» PROBLEM TO WORK ON: The records below hold pictures; please leave those out and retype the rest exactly.

» INPUT ROWS:
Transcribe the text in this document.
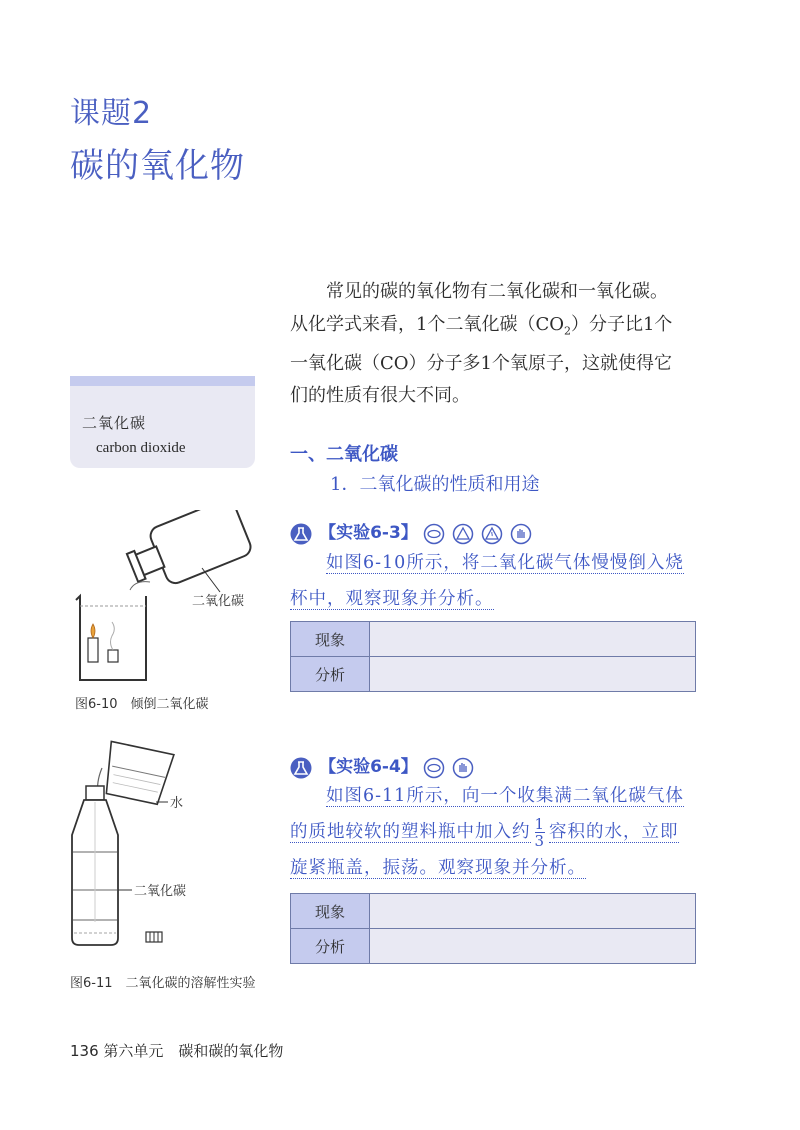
课题2
碳的氧化物

常见的碳的氧化物有二氧化碳和一氧化碳。

从化学式来看，1个二氧化碳$(CO_2)$分子比1个
一氧化碳（CO）分子多1个氧原子，这就使得它
们的性质有很大不同。
二氧化碳
carbon dioxide	一、二氧化碳
1．二氧化碳的性质和用途
【实验6-3】
如图6-10所示，将二氧化碳气体慢慢倒入烧
杯中，观察现象并分析。
现象	
分析	
【实验6-4】
如图6-11所示，向一个收集满二氧化碳气体
的质地较软的塑料瓶中加入约 $\frac{1}{3}$ 容积的水，立即
旋紧瓶盖，振荡。观察现象并分析。
现象	
分析	
二氧化碳
图6-10　倾倒二氧化碳
水
二氧化碳
图6-11　二氧化碳的溶解性实验
136 第六单元　碳和碳的氧化物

» ANSWER TO THE TASK:
Transcribe the text in this document.
课题2
碳的氧化物

常见的碳的氧化物有二氧化碳和一氧化碳。

从化学式来看，1个二氧化碳$(CO_2)$分子比1个
一氧化碳（CO）分子多1个氧原子，这就使得它
们的性质有很大不同。
二氧化碳
carbon dioxide	一、二氧化碳
1．二氧化碳的性质和用途
【实验6-3】
如图6-10所示，将二氧化碳气体慢慢倒入烧
杯中，观察现象并分析。
现象	
分析	
【实验6-4】
如图6-11所示，向一个收集满二氧化碳气体
的质地较软的塑料瓶中加入约 $\frac{1}{3}$ 容积的水，立即
旋紧瓶盖，振荡。观察现象并分析。
现象	
分析	
二氧化碳
图6-10　倾倒二氧化碳
水
二氧化碳
图6-11　二氧化碳的溶解性实验
136 第六单元　碳和碳的氧化物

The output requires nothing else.